=== Material provided ===
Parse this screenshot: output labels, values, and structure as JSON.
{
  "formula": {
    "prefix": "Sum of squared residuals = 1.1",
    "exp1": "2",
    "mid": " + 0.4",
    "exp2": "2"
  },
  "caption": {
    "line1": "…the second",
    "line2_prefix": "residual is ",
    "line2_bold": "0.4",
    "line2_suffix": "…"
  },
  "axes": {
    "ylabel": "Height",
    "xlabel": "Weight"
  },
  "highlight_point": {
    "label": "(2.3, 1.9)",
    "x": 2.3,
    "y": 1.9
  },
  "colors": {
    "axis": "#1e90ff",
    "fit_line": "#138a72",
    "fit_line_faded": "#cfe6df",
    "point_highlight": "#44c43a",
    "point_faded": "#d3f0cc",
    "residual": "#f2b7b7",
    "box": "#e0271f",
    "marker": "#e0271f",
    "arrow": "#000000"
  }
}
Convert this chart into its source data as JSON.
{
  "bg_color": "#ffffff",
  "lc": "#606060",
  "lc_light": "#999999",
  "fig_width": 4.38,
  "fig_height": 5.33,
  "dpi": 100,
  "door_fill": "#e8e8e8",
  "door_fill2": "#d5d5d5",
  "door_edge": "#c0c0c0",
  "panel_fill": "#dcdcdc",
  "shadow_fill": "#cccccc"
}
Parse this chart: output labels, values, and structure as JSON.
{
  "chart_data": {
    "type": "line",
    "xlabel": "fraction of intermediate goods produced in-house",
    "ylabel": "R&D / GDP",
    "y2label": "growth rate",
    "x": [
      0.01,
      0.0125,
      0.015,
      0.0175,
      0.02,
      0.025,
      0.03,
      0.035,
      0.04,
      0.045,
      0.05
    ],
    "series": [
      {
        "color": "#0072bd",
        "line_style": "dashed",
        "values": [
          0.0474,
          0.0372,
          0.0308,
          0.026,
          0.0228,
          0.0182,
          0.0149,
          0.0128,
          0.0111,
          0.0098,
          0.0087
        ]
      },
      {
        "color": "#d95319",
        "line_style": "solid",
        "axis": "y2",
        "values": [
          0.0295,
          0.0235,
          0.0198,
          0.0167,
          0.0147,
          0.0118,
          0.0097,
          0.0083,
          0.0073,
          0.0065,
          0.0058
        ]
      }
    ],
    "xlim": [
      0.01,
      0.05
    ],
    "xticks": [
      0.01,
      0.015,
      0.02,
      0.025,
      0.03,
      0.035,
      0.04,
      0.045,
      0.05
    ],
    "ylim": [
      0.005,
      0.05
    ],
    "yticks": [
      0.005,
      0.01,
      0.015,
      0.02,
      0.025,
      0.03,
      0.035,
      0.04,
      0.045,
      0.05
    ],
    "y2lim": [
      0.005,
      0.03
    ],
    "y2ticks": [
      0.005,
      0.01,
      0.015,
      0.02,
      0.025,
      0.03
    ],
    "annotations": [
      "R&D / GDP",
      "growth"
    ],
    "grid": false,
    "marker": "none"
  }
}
===
Stated task -> Only the number is wanted: how many lines of the material contain the word "JSON"?

Output -> 3